== Directions for this task ==
Across the records that follow, count each line holding "Politiker", and write only the total.

#####

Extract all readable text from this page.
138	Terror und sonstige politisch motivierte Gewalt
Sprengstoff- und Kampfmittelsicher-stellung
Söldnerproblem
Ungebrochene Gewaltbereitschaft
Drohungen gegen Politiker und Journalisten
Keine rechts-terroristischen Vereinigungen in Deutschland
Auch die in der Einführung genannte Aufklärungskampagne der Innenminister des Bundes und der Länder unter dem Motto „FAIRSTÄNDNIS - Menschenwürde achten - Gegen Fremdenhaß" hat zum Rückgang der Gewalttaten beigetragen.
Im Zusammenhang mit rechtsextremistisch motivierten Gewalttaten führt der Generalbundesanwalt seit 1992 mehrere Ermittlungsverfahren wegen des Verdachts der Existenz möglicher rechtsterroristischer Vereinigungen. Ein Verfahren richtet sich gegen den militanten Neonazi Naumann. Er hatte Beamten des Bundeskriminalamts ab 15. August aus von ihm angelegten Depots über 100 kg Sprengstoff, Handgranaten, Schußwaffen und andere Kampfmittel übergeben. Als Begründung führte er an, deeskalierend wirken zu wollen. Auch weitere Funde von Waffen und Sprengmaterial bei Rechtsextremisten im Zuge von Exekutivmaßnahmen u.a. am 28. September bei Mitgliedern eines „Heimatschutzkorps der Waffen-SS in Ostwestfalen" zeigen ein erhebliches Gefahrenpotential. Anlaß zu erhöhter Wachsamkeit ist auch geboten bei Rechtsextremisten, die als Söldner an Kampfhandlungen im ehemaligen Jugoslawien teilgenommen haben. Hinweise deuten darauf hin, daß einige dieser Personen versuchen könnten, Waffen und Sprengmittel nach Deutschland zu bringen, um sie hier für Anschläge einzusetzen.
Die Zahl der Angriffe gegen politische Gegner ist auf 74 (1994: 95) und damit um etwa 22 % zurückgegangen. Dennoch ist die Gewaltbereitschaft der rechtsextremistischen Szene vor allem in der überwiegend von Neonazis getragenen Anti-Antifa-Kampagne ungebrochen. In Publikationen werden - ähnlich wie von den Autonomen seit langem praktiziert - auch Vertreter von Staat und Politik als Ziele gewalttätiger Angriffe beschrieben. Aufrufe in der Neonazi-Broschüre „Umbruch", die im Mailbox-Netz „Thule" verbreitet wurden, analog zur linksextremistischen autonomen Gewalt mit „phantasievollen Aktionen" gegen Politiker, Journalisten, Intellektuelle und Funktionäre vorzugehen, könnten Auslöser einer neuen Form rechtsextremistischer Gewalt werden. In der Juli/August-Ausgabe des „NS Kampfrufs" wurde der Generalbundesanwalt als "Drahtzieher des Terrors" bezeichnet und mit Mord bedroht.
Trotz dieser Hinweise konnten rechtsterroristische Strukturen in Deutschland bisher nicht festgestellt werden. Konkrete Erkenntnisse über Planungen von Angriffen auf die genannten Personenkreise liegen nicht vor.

#####

== Your response ==
2